## START

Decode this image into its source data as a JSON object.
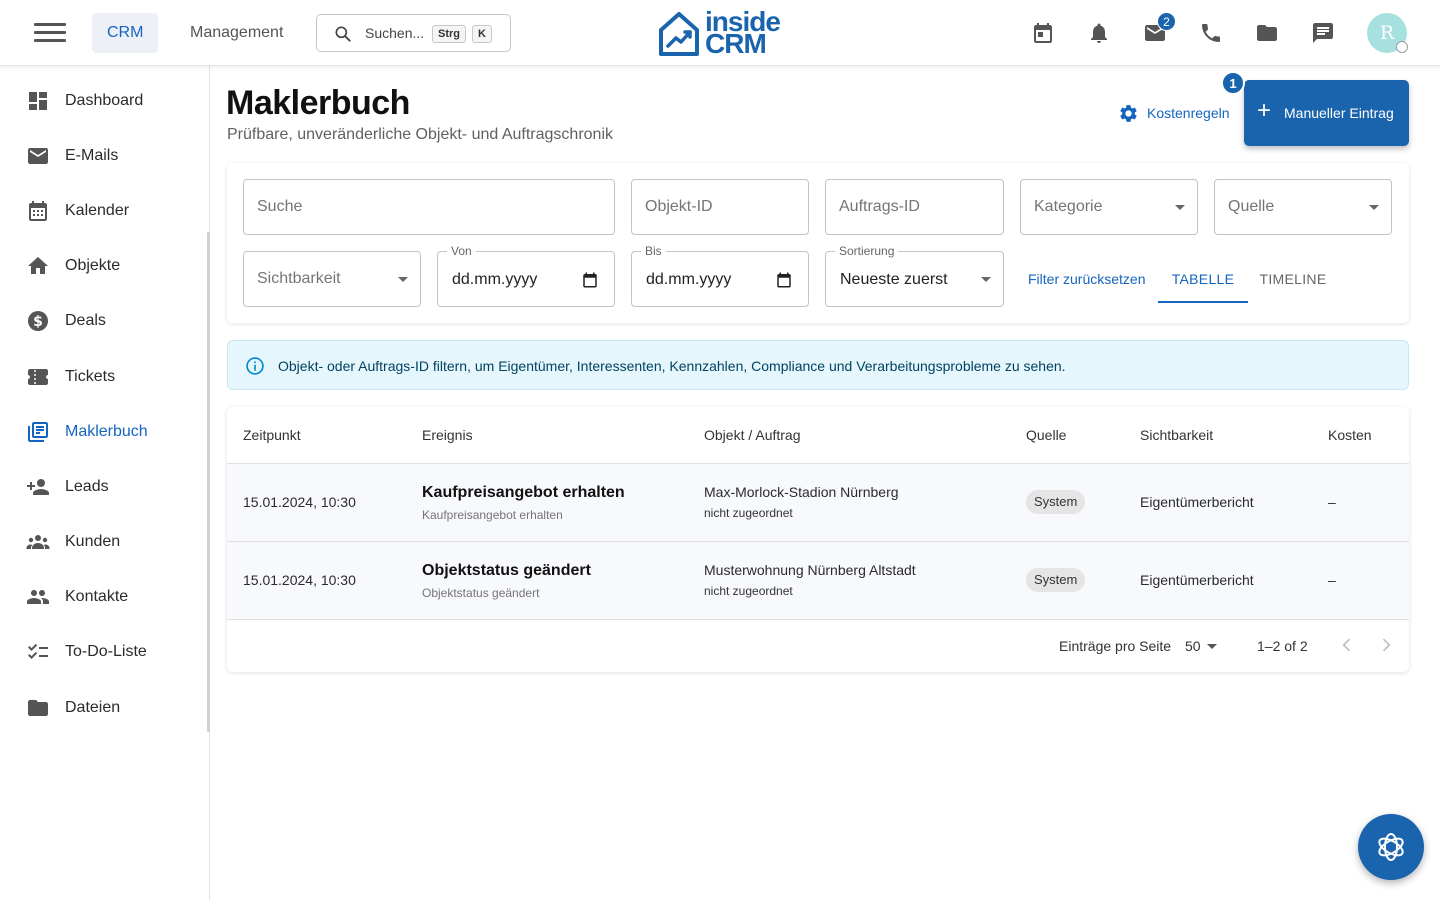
{
  "topbar": {
    "nav_tabs": [
      {
        "label": "CRM",
        "active": true
      },
      {
        "label": "Management",
        "active": false
      }
    ],
    "search": {
      "placeholder": "Suchen...",
      "shortcut_1": "Strg",
      "shortcut_2": "K"
    },
    "logo": {
      "line1": "inside",
      "line2": "CRM"
    },
    "icons": [
      "calendar-icon",
      "bell-icon",
      "mail-icon",
      "phone-icon",
      "folder-icon",
      "chat-icon"
    ],
    "mail_badge": "2",
    "avatar_initial": "R",
    "accent_color": "#1a63ad"
  },
  "sidebar": {
    "items": [
      {
        "label": "Dashboard",
        "icon": "dashboard-icon"
      },
      {
        "label": "E-Mails",
        "icon": "mail-icon"
      },
      {
        "label": "Kalender",
        "icon": "calendar-icon"
      },
      {
        "label": "Objekte",
        "icon": "home-icon"
      },
      {
        "label": "Deals",
        "icon": "dollar-icon"
      },
      {
        "label": "Tickets",
        "icon": "ticket-icon"
      },
      {
        "label": "Maklerbuch",
        "icon": "library-icon",
        "active": true
      },
      {
        "label": "Leads",
        "icon": "person-add-icon"
      },
      {
        "label": "Kunden",
        "icon": "groups-icon"
      },
      {
        "label": "Kontakte",
        "icon": "people-icon"
      },
      {
        "label": "To-Do-Liste",
        "icon": "checklist-icon"
      },
      {
        "label": "Dateien",
        "icon": "folder-icon"
      }
    ]
  },
  "header": {
    "title": "Maklerbuch",
    "subtitle": "Prüfbare, unveränderliche Objekt- und Auftragschronik",
    "cost_rules_label": "Kostenregeln",
    "manual_entry_label": "Manueller Eintrag",
    "manual_entry_badge": "1"
  },
  "filters": {
    "search_placeholder": "Suche",
    "object_id_placeholder": "Objekt-ID",
    "order_id_placeholder": "Auftrags-ID",
    "category_placeholder": "Kategorie",
    "source_placeholder": "Quelle",
    "visibility_placeholder": "Sichtbarkeit",
    "from_label": "Von",
    "from_value": "dd.mm.yyyy",
    "to_label": "Bis",
    "to_value": "dd.mm.yyyy",
    "sort_label": "Sortierung",
    "sort_value": "Neueste zuerst",
    "reset_label": "Filter zurücksetzen",
    "view_tabs": [
      {
        "label": "TABELLE",
        "active": true
      },
      {
        "label": "TIMELINE",
        "active": false
      }
    ]
  },
  "info": {
    "text": "Objekt- oder Auftrags-ID filtern, um Eigentümer, Interessenten, Kennzahlen, Compliance und Verarbeitungsprobleme zu sehen."
  },
  "table": {
    "columns": [
      "Zeitpunkt",
      "Ereignis",
      "Objekt / Auftrag",
      "Quelle",
      "Sichtbarkeit",
      "Kosten"
    ],
    "rows": [
      {
        "time": "15.01.2024, 10:30",
        "event_title": "Kaufpreisangebot erhalten",
        "event_sub": "Kaufpreisangebot erhalten",
        "object_title": "Max-Morlock-Stadion Nürnberg",
        "object_sub": "nicht zugeordnet",
        "source": "System",
        "visibility": "Eigentümerbericht",
        "cost": "–"
      },
      {
        "time": "15.01.2024, 10:30",
        "event_title": "Objektstatus geändert",
        "event_sub": "Objektstatus geändert",
        "object_title": "Musterwohnung Nürnberg Altstadt",
        "object_sub": "nicht zugeordnet",
        "source": "System",
        "visibility": "Eigentümerbericht",
        "cost": "–"
      }
    ],
    "pagination": {
      "rows_per_page_label": "Einträge pro Seite",
      "rows_per_page_value": "50",
      "range": "1–2 of 2"
    }
  }
}
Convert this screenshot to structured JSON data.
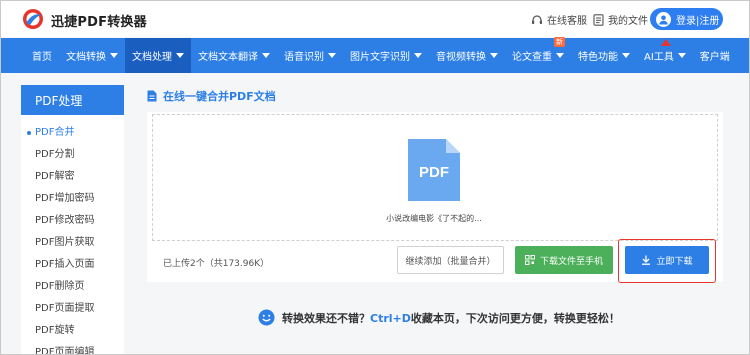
{
  "header": {
    "brand": "迅捷PDF转换器",
    "support": "在线客服",
    "my_files": "我的文件",
    "login": "登录|注册"
  },
  "nav": {
    "items": [
      {
        "label": "首页",
        "caret": false
      },
      {
        "label": "文档转换",
        "caret": true
      },
      {
        "label": "文档处理",
        "caret": true,
        "active": true
      },
      {
        "label": "文档文本翻译",
        "caret": true
      },
      {
        "label": "语音识别",
        "caret": true
      },
      {
        "label": "图片文字识别",
        "caret": true
      },
      {
        "label": "音视频转换",
        "caret": true
      },
      {
        "label": "论文查重",
        "caret": true,
        "badge": "新"
      },
      {
        "label": "特色功能",
        "caret": true
      },
      {
        "label": "AI工具",
        "caret": true
      },
      {
        "label": "客户端",
        "caret": false
      }
    ]
  },
  "sidebar": {
    "title": "PDF处理",
    "items": [
      "PDF合并",
      "PDF分割",
      "PDF解密",
      "PDF增加密码",
      "PDF修改密码",
      "PDF图片获取",
      "PDF插入页面",
      "PDF删除页",
      "PDF页面提取",
      "PDF旋转",
      "PDF页面编辑"
    ]
  },
  "main": {
    "title": "在线一键合并PDF文档",
    "file_icon_label": "PDF",
    "file_name": "小说改编电影《了不起的...",
    "status": "已上传2个（共173.96K）",
    "continue_button": "继续添加（批量合并）",
    "phone_button": "下载文件至手机",
    "download_button": "立即下载"
  },
  "promo": {
    "before": "转换效果还不错？",
    "highlight": "Ctrl+D",
    "after": "收藏本页，下次访问更方便，转换更轻松！"
  },
  "colors": {
    "primary": "#2d7fe6",
    "nav_active": "#1a5fc0",
    "green": "#4cb05a",
    "highlight_red": "#e8352c"
  }
}
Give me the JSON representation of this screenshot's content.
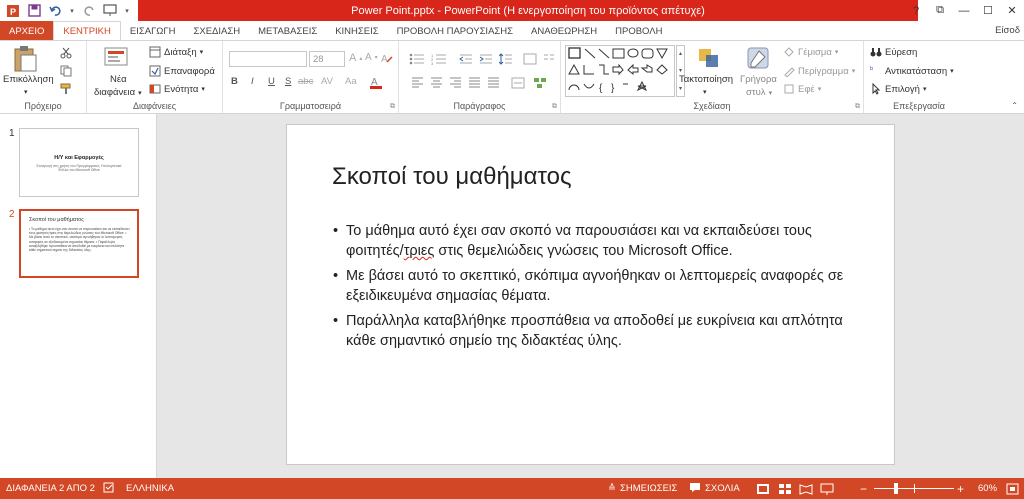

## END

» TASK TO COMPLETE: All of the data needs repeating exactly, but the pictures do not.

» EXERCISE ANSWER:
Decode this image into its source data as a JSON object.
{
  "topbar": {
    "nav_tabs": [
      {
        "label": "CRM",
        "active": true
      },
      {
        "label": "Management",
        "active": false
      }
    ],
    "search": {
      "placeholder": "Suchen...",
      "shortcut_1": "Strg",
      "shortcut_2": "K"
    },
    "logo": {
      "line1": "inside",
      "line2": "CRM"
    },
    "icons": [
      "calendar-icon",
      "bell-icon",
      "mail-icon",
      "phone-icon",
      "folder-icon",
      "chat-icon"
    ],
    "mail_badge": "2",
    "avatar_initial": "R",
    "accent_color": "#1a63ad"
  },
  "sidebar": {
    "items": [
      {
        "label": "Dashboard",
        "icon": "dashboard-icon"
      },
      {
        "label": "E-Mails",
        "icon": "mail-icon"
      },
      {
        "label": "Kalender",
        "icon": "calendar-icon"
      },
      {
        "label": "Objekte",
        "icon": "home-icon"
      },
      {
        "label": "Deals",
        "icon": "dollar-icon"
      },
      {
        "label": "Tickets",
        "icon": "ticket-icon"
      },
      {
        "label": "Maklerbuch",
        "icon": "library-icon",
        "active": true
      },
      {
        "label": "Leads",
        "icon": "person-add-icon"
      },
      {
        "label": "Kunden",
        "icon": "groups-icon"
      },
      {
        "label": "Kontakte",
        "icon": "people-icon"
      },
      {
        "label": "To-Do-Liste",
        "icon": "checklist-icon"
      },
      {
        "label": "Dateien",
        "icon": "folder-icon"
      }
    ]
  },
  "header": {
    "title": "Maklerbuch",
    "subtitle": "Prüfbare, unveränderliche Objekt- und Auftragschronik",
    "cost_rules_label": "Kostenregeln",
    "manual_entry_label": "Manueller Eintrag",
    "manual_entry_badge": "1"
  },
  "filters": {
    "search_placeholder": "Suche",
    "object_id_placeholder": "Objekt-ID",
    "order_id_placeholder": "Auftrags-ID",
    "category_placeholder": "Kategorie",
    "source_placeholder": "Quelle",
    "visibility_placeholder": "Sichtbarkeit",
    "from_label": "Von",
    "from_value": "dd.mm.yyyy",
    "to_label": "Bis",
    "to_value": "dd.mm.yyyy",
    "sort_label": "Sortierung",
    "sort_value": "Neueste zuerst",
    "reset_label": "Filter zurücksetzen",
    "view_tabs": [
      {
        "label": "TABELLE",
        "active": true
      },
      {
        "label": "TIMELINE",
        "active": false
      }
    ]
  },
  "info": {
    "text": "Objekt- oder Auftrags-ID filtern, um Eigentümer, Interessenten, Kennzahlen, Compliance und Verarbeitungsprobleme zu sehen."
  },
  "table": {
    "columns": [
      "Zeitpunkt",
      "Ereignis",
      "Objekt / Auftrag",
      "Quelle",
      "Sichtbarkeit",
      "Kosten"
    ],
    "rows": [
      {
        "time": "15.01.2024, 10:30",
        "event_title": "Kaufpreisangebot erhalten",
        "event_sub": "Kaufpreisangebot erhalten",
        "object_title": "Max-Morlock-Stadion Nürnberg",
        "object_sub": "nicht zugeordnet",
        "source": "System",
        "visibility": "Eigentümerbericht",
        "cost": "–"
      },
      {
        "time": "15.01.2024, 10:30",
        "event_title": "Objektstatus geändert",
        "event_sub": "Objektstatus geändert",
        "object_title": "Musterwohnung Nürnberg Altstadt",
        "object_sub": "nicht zugeordnet",
        "source": "System",
        "visibility": "Eigentümerbericht",
        "cost": "–"
      }
    ],
    "pagination": {
      "rows_per_page_label": "Einträge pro Seite",
      "rows_per_page_value": "50",
      "range": "1–2 of 2"
    }
  }
}
Convert this screenshot to structured JSON data.
{
  "header": {
    "brand": "迅捷PDF转换器",
    "support": "在线客服",
    "my_files": "我的文件",
    "login": "登录|注册"
  },
  "nav": {
    "items": [
      {
        "label": "首页",
        "caret": false
      },
      {
        "label": "文档转换",
        "caret": true
      },
      {
        "label": "文档处理",
        "caret": true,
        "active": true
      },
      {
        "label": "文档文本翻译",
        "caret": true
      },
      {
        "label": "语音识别",
        "caret": true
      },
      {
        "label": "图片文字识别",
        "caret": true
      },
      {
        "label": "音视频转换",
        "caret": true
      },
      {
        "label": "论文查重",
        "caret": true,
        "badge": "新"
      },
      {
        "label": "特色功能",
        "caret": true
      },
      {
        "label": "AI工具",
        "caret": true
      },
      {
        "label": "客户端",
        "caret": false
      }
    ]
  },
  "sidebar": {
    "title": "PDF处理",
    "items": [
      "PDF合并",
      "PDF分割",
      "PDF解密",
      "PDF增加密码",
      "PDF修改密码",
      "PDF图片获取",
      "PDF插入页面",
      "PDF删除页",
      "PDF页面提取",
      "PDF旋转",
      "PDF页面编辑"
    ]
  },
  "main": {
    "title": "在线一键合并PDF文档",
    "file_icon_label": "PDF",
    "file_name": "小说改编电影《了不起的...",
    "status": "已上传2个（共173.96K）",
    "continue_button": "继续添加（批量合并）",
    "phone_button": "下载文件至手机",
    "download_button": "立即下载"
  },
  "promo": {
    "before": "转换效果还不错？",
    "highlight": "Ctrl+D",
    "after": "收藏本页，下次访问更方便，转换更轻松！"
  },
  "colors": {
    "primary": "#2d7fe6",
    "nav_active": "#1a5fc0",
    "green": "#4cb05a",
    "highlight_red": "#e8352c"
  }
}
Give me the JSON representation of this screenshot's content.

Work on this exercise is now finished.